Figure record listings
• • •
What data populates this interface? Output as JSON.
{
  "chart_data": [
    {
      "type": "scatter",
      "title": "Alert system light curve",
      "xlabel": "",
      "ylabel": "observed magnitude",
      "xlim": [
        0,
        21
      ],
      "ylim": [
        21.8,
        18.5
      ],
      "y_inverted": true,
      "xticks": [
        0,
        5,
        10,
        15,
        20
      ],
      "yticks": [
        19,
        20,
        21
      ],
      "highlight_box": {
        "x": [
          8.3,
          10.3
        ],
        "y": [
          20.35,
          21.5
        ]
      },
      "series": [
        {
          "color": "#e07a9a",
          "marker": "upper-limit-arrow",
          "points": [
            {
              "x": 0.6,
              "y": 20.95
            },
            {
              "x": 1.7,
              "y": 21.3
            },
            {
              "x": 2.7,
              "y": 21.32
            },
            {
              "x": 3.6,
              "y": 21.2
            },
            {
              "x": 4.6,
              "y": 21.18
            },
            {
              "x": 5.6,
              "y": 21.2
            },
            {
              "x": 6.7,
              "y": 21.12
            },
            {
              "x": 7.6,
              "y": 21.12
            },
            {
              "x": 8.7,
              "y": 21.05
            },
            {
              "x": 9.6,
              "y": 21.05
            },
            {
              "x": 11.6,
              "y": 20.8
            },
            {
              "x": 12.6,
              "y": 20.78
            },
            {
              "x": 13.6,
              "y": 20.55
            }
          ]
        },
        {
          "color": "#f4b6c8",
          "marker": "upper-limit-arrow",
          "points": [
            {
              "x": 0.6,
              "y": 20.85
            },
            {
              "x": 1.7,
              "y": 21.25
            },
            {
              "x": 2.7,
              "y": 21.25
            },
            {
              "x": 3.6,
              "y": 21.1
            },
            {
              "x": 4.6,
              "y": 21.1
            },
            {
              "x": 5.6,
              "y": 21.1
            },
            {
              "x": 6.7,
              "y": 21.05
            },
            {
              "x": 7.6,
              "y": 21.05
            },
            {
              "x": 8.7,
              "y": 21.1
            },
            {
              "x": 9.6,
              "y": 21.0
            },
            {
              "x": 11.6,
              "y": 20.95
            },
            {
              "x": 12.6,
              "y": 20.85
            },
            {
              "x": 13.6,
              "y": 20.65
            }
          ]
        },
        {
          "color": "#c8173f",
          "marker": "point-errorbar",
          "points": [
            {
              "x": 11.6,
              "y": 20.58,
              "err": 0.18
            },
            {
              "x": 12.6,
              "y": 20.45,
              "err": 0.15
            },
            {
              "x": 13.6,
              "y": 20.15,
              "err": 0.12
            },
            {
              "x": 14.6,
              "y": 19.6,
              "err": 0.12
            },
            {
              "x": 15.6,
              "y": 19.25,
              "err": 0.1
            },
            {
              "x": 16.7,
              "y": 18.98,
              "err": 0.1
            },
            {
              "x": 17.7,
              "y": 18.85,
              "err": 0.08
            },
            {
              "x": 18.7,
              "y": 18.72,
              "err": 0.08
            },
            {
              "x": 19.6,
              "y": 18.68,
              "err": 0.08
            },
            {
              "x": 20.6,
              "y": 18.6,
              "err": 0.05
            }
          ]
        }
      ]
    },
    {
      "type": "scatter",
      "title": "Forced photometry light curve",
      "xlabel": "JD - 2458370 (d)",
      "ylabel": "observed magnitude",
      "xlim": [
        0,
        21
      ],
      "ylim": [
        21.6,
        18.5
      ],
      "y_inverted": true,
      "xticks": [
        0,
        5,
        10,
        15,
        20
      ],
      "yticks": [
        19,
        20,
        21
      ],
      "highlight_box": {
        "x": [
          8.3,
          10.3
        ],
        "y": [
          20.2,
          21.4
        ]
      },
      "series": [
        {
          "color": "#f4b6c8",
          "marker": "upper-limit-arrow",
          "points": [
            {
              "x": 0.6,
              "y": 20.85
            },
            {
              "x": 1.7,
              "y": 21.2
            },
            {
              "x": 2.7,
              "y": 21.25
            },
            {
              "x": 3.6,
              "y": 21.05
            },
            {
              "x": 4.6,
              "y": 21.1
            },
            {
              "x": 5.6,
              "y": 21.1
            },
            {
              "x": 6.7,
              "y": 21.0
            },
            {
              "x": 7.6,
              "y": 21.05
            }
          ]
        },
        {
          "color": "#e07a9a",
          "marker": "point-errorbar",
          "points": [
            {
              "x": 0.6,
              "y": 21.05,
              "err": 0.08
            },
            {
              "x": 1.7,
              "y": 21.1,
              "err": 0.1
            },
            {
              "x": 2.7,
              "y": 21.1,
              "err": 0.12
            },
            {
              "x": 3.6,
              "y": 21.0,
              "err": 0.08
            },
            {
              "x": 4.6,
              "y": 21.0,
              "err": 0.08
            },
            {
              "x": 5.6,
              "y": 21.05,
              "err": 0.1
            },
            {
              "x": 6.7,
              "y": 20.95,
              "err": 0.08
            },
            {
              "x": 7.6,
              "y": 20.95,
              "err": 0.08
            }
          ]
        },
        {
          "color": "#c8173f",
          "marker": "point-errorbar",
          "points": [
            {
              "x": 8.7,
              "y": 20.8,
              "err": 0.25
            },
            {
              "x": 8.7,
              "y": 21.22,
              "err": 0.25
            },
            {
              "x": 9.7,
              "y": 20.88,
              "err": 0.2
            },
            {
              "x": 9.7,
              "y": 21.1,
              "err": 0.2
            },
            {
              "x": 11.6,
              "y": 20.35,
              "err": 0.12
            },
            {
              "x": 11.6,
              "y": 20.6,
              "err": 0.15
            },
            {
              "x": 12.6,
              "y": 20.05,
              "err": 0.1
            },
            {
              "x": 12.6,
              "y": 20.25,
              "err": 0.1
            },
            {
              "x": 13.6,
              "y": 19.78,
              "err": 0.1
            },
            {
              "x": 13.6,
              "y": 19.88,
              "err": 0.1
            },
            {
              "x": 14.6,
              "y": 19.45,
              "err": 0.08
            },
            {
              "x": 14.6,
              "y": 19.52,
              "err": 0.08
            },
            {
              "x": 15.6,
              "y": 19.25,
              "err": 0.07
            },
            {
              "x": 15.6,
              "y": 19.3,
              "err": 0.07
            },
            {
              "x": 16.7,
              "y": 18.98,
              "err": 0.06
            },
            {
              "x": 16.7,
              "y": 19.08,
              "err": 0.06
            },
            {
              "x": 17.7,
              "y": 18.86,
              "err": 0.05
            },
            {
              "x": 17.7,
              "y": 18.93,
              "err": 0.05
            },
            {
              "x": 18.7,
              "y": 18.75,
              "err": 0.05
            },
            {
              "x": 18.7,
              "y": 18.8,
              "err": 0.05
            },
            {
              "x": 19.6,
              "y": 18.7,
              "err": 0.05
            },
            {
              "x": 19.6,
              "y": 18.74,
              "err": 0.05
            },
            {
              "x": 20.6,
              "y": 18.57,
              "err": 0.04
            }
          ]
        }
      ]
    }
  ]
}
• • •
- [Stated problem]:
Search the lines above for the string "title" and copy each line that has it.

- [Solution for this exercise]:
      "title": "Alert system light curve",
      "title": "Forced photometry light curve",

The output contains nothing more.